Job: Retype the tail of the data exactly, starting at the line containing "What data populates" and stopping at the last line.

Records shown:

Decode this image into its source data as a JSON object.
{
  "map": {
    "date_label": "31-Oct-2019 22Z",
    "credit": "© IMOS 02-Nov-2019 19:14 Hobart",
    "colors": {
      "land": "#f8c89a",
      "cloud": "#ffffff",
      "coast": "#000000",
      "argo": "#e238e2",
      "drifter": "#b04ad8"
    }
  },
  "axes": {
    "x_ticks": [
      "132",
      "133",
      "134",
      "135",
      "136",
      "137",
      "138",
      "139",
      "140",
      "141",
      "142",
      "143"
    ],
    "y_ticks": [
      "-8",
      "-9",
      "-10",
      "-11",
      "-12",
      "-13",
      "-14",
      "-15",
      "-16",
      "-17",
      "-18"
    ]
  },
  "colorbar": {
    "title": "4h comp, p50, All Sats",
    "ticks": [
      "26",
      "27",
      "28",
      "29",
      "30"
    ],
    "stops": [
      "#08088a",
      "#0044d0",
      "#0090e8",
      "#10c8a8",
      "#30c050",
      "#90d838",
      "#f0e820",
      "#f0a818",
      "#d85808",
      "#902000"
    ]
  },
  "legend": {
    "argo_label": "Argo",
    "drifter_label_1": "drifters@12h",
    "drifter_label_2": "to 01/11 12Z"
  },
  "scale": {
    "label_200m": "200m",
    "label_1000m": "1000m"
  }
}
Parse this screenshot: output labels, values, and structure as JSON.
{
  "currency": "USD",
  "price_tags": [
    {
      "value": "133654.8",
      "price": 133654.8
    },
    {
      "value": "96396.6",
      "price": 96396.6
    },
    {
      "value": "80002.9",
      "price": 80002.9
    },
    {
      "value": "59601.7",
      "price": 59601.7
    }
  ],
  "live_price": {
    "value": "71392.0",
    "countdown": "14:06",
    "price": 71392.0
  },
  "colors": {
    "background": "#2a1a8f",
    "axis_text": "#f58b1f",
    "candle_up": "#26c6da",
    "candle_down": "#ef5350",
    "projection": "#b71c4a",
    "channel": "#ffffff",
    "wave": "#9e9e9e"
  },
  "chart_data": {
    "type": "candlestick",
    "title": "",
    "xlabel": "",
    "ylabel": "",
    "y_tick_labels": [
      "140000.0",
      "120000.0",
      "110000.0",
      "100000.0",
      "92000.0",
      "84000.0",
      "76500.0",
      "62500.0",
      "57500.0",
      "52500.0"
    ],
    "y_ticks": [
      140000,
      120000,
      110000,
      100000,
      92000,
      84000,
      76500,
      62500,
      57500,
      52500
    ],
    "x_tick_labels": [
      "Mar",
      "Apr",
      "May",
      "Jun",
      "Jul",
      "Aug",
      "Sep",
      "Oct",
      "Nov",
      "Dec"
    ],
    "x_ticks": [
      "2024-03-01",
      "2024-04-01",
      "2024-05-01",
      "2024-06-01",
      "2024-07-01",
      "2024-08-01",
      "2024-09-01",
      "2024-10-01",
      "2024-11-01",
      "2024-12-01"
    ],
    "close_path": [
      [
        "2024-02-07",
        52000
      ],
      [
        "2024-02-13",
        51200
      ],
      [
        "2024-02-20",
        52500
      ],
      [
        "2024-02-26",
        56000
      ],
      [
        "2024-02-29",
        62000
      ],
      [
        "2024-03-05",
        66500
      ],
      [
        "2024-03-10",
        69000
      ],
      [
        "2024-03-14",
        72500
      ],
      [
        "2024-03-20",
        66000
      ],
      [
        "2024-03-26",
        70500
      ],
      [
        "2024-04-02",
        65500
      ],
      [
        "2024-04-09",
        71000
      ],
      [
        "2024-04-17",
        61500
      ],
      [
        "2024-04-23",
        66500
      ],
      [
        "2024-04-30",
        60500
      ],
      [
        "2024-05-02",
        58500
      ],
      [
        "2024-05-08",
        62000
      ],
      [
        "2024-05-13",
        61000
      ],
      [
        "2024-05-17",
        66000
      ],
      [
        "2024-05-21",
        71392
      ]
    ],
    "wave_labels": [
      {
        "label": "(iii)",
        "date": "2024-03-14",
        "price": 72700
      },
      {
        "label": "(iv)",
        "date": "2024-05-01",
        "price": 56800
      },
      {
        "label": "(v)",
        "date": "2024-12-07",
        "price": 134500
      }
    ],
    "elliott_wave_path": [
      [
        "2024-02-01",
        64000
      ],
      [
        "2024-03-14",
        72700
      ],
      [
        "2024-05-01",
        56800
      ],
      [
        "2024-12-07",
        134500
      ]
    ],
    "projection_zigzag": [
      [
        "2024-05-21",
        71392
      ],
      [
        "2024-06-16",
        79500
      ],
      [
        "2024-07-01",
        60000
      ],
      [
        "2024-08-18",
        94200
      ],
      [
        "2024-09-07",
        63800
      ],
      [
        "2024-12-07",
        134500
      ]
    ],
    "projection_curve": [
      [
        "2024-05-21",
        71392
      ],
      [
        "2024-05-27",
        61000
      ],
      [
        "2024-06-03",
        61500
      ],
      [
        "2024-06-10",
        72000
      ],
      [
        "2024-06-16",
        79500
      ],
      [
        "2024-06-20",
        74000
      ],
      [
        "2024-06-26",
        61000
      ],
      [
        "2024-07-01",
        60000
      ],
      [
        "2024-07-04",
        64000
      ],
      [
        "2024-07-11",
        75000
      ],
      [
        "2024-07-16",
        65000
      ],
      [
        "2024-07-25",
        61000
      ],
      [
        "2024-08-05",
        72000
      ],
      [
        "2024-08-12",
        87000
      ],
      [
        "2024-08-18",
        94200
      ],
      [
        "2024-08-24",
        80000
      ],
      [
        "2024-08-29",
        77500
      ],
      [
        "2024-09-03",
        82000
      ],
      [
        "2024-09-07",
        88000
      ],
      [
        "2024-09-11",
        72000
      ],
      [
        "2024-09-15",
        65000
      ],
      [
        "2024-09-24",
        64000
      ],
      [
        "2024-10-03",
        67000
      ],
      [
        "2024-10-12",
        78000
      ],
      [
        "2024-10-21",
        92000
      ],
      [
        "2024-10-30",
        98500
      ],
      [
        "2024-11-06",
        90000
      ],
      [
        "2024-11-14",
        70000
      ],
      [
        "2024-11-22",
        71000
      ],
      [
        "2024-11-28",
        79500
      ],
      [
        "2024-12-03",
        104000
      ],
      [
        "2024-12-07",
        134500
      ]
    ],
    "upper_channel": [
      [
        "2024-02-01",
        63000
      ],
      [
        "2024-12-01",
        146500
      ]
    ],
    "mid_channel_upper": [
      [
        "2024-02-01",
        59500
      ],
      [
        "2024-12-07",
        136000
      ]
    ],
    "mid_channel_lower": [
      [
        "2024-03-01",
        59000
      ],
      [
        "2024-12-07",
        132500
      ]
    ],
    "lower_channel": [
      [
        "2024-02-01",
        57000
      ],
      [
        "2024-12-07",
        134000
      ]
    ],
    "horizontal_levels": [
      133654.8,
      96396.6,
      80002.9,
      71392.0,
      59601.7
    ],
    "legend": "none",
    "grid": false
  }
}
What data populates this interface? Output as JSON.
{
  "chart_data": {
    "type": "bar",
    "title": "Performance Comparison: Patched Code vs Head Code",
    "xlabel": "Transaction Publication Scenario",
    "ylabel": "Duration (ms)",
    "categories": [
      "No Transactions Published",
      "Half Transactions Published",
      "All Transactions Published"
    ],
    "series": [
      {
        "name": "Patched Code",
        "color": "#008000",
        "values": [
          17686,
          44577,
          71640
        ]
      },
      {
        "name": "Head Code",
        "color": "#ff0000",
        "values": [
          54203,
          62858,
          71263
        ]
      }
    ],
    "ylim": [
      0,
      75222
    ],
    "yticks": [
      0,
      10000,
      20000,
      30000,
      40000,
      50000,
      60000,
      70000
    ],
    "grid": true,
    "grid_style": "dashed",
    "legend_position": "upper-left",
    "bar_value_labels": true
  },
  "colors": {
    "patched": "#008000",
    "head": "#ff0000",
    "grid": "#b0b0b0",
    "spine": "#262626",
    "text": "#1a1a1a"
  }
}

Answer to this problem:
What data populates this interface? Output as JSON.
{
  "chart_data": {
    "type": "bar",
    "title": "Performance Comparison: Patched Code vs Head Code",
    "xlabel": "Transaction Publication Scenario",
    "ylabel": "Duration (ms)",
    "categories": [
      "No Transactions Published",
      "Half Transactions Published",
      "All Transactions Published"
    ],
    "series": [
      {
        "name": "Patched Code",
        "color": "#008000",
        "values": [
          17686,
          44577,
          71640
        ]
      },
      {
        "name": "Head Code",
        "color": "#ff0000",
        "values": [
          54203,
          62858,
          71263
        ]
      }
    ],
    "ylim": [
      0,
      75222
    ],
    "yticks": [
      0,
      10000,
      20000,
      30000,
      40000,
      50000,
      60000,
      70000
    ],
    "grid": true,
    "grid_style": "dashed",
    "legend_position": "upper-left",
    "bar_value_labels": true
  },
  "colors": {
    "patched": "#008000",
    "head": "#ff0000",
    "grid": "#b0b0b0",
    "spine": "#262626",
    "text": "#1a1a1a"
  }
}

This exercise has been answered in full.